╔══
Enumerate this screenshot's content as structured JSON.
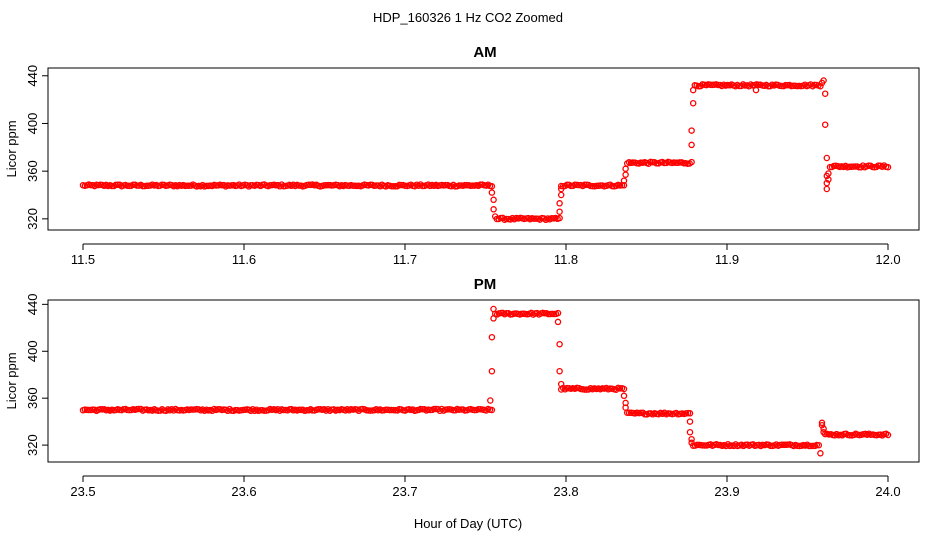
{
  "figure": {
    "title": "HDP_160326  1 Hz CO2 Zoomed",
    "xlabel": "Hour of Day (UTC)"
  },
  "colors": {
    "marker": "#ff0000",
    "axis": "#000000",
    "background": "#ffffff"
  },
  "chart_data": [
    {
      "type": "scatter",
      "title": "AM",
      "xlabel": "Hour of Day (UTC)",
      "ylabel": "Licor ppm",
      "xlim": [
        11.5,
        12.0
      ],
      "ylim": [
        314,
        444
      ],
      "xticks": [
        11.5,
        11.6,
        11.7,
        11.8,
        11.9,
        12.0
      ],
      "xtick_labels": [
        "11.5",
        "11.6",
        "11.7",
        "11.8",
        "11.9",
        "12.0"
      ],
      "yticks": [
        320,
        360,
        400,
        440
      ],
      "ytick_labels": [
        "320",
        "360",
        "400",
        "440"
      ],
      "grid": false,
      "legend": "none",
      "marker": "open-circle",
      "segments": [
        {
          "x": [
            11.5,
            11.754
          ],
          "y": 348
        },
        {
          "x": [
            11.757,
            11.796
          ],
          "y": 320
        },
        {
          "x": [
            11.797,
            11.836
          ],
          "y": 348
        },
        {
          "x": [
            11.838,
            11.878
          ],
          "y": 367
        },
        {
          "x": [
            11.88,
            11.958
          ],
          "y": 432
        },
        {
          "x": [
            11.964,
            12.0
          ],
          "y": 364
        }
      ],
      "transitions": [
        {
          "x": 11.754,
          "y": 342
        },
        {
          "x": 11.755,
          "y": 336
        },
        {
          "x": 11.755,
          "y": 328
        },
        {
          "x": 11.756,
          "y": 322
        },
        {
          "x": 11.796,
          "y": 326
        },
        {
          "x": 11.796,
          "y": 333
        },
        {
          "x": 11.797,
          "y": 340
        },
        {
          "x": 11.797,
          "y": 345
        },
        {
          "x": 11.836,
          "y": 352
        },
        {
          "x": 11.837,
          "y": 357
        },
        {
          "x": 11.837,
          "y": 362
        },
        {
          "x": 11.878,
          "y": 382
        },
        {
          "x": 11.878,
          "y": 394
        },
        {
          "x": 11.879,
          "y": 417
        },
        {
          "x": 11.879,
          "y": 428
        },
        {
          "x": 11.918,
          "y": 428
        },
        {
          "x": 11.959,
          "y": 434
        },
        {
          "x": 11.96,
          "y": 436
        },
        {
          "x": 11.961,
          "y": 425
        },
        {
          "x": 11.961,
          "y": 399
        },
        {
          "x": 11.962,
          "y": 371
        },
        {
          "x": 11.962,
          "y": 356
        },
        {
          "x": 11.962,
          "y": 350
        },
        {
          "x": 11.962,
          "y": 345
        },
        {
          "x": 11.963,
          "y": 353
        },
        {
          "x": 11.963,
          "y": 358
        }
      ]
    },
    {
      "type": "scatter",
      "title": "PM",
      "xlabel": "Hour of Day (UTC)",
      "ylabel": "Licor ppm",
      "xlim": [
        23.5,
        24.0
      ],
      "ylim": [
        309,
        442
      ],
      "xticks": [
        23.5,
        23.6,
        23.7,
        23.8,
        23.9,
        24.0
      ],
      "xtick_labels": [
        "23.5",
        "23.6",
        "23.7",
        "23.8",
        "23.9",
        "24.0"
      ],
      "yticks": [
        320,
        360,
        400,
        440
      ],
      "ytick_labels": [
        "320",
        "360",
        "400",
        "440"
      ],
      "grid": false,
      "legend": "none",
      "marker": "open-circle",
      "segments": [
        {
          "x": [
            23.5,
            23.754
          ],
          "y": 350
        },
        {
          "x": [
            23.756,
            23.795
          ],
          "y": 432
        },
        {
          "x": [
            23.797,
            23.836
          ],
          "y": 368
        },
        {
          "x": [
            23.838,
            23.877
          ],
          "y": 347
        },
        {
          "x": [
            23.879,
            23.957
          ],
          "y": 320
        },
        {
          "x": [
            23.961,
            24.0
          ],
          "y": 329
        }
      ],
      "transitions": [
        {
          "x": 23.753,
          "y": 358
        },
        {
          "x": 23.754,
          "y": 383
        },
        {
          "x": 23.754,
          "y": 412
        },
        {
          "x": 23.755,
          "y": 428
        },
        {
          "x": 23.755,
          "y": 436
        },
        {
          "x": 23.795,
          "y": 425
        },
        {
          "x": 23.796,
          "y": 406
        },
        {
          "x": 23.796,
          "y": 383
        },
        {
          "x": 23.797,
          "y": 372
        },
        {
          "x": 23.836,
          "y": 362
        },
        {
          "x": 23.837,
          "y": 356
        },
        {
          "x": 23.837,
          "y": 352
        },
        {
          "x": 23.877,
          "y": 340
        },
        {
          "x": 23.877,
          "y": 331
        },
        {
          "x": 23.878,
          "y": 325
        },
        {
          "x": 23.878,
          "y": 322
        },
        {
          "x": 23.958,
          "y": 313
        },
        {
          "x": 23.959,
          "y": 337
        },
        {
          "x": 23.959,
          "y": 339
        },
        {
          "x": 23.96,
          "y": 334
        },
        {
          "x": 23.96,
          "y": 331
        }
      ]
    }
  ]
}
╚══
╔══
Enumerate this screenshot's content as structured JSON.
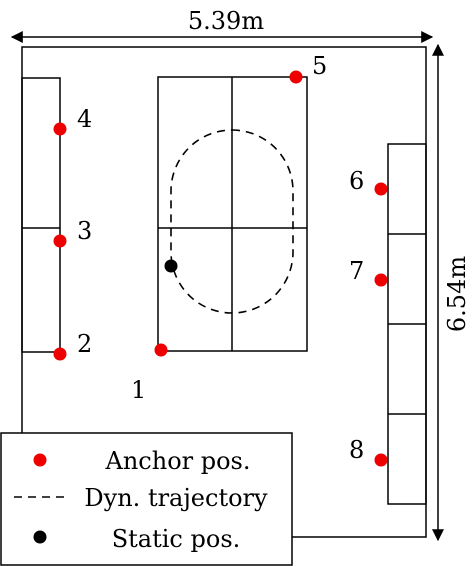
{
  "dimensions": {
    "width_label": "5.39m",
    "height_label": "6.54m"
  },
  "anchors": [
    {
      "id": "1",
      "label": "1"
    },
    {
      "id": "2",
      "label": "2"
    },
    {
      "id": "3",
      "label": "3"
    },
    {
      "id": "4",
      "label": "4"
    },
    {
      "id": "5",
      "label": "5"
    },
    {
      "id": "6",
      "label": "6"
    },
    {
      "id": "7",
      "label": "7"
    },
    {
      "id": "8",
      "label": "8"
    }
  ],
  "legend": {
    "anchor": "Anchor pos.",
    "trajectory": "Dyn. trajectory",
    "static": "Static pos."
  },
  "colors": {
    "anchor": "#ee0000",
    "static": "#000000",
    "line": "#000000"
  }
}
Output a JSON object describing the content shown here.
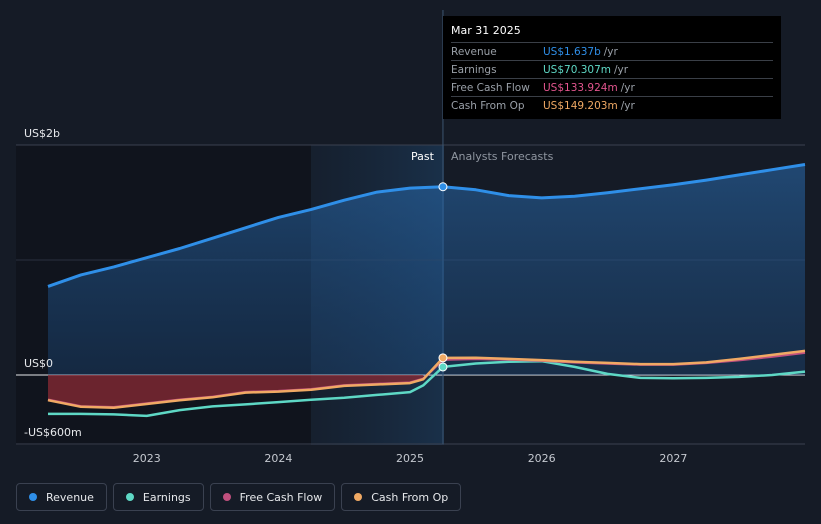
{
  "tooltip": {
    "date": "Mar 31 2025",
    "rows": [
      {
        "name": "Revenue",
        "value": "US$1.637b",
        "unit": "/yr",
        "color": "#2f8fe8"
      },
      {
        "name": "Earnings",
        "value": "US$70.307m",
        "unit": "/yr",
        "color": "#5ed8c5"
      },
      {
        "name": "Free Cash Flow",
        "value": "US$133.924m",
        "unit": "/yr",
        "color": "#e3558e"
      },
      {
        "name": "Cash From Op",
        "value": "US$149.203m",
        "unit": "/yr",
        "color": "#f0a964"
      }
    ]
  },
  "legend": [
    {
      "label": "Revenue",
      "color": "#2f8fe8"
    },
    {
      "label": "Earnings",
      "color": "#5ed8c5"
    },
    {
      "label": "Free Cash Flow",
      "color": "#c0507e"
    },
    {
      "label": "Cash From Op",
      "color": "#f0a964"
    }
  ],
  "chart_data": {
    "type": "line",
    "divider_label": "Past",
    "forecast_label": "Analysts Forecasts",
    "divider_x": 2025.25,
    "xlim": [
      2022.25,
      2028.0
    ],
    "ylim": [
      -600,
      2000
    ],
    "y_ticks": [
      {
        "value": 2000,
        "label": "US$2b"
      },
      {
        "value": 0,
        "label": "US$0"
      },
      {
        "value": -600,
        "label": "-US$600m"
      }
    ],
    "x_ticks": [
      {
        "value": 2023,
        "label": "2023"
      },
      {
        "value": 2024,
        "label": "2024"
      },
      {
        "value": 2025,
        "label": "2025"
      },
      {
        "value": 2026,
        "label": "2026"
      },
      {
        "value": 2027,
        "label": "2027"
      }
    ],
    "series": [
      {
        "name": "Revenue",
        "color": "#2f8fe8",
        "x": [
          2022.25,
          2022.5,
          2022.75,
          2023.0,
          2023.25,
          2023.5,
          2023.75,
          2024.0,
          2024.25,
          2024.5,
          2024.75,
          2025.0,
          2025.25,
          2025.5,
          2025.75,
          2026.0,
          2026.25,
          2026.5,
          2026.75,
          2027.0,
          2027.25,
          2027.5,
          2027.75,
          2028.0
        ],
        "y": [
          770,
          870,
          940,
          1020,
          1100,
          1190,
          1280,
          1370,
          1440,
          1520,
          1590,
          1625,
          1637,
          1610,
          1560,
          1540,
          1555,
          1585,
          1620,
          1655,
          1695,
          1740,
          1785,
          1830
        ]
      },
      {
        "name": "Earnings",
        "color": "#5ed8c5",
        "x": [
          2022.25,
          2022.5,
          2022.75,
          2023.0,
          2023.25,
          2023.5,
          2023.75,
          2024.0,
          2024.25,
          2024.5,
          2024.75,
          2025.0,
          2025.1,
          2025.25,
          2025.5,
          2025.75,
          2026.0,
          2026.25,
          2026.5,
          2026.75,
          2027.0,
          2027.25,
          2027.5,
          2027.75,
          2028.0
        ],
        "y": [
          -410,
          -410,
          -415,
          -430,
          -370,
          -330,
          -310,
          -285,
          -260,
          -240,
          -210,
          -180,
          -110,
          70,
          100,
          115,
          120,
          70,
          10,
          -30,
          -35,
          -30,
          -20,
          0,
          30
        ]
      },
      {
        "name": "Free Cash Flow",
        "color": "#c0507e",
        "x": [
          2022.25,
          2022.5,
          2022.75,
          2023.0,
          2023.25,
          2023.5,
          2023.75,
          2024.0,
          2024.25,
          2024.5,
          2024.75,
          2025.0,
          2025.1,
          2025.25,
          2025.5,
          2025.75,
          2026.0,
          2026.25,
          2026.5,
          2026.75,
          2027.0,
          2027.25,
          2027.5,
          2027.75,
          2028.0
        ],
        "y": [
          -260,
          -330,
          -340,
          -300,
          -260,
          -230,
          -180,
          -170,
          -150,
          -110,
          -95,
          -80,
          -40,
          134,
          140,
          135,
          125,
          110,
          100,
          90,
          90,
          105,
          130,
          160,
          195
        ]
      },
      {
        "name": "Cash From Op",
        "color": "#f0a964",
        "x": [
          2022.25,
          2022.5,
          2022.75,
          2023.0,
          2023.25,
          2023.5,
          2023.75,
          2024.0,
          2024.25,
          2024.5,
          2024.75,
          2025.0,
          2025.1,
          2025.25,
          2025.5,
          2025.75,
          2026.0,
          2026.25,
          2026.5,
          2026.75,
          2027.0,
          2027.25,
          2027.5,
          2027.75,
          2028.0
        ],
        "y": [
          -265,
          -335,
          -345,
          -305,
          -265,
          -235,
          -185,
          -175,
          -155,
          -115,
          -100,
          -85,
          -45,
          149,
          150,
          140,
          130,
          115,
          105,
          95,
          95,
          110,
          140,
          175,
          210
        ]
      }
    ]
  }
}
╚══
╔══
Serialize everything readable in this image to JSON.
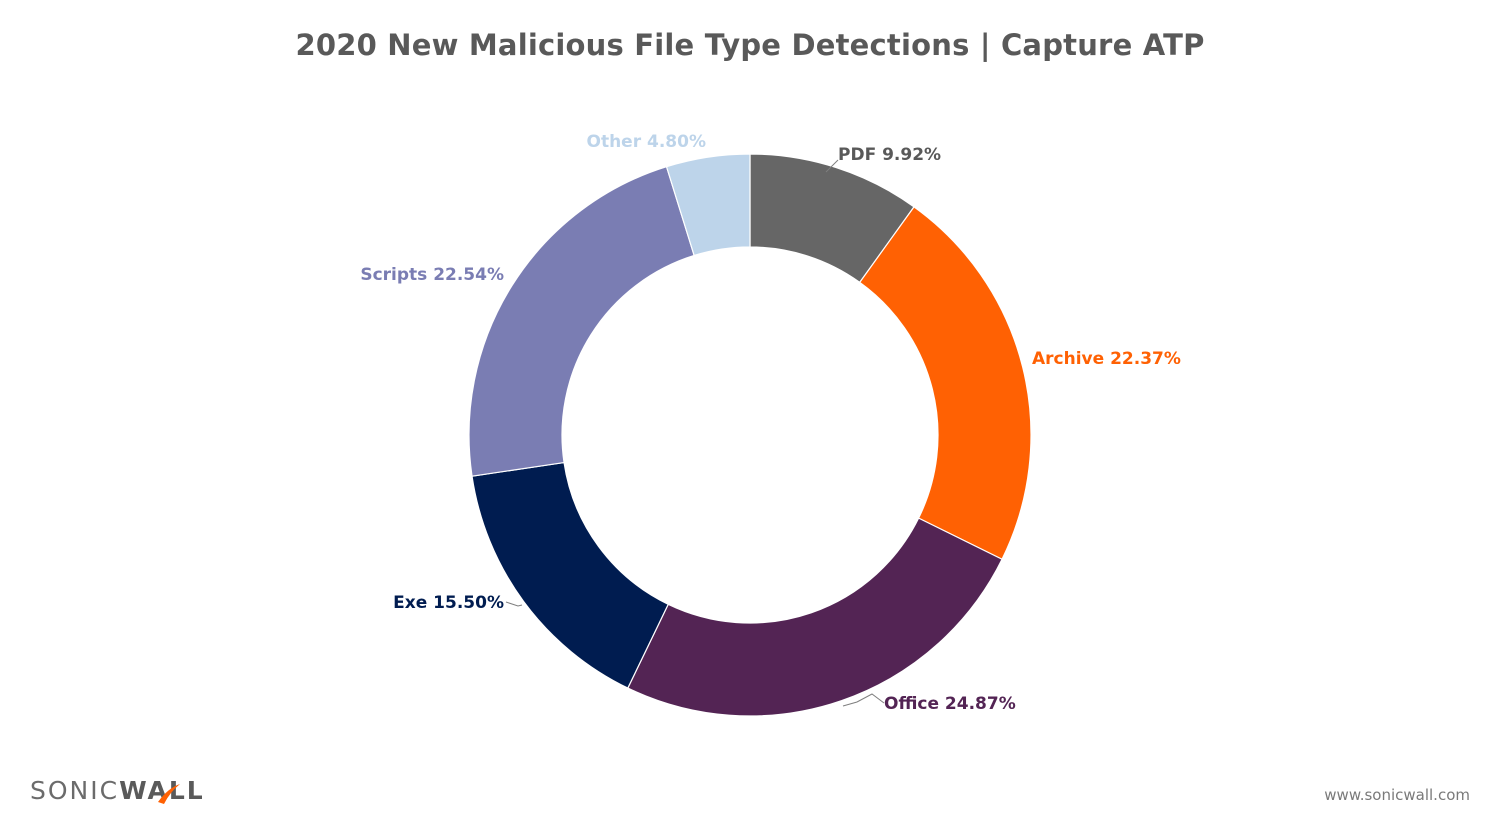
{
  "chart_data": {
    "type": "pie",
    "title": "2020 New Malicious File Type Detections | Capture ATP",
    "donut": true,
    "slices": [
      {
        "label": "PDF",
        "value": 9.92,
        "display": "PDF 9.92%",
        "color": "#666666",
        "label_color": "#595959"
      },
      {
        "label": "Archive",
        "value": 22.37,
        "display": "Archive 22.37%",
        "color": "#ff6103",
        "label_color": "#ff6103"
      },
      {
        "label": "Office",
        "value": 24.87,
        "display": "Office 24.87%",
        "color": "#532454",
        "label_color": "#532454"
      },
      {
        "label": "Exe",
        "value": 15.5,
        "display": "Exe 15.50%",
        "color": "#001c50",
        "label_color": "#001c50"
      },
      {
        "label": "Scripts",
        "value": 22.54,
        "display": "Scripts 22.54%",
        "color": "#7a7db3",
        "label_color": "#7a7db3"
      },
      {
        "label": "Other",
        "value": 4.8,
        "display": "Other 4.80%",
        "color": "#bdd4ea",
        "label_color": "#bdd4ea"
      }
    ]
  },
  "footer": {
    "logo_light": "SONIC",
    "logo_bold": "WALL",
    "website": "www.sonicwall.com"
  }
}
╚══
▸ GIVEN TASK
Sift through the entries and copy every line with "legend".

▸ EXERCISE OUTPUT
      "legend": "none",
      "legend": "none",
  "legend": {
  "legend": [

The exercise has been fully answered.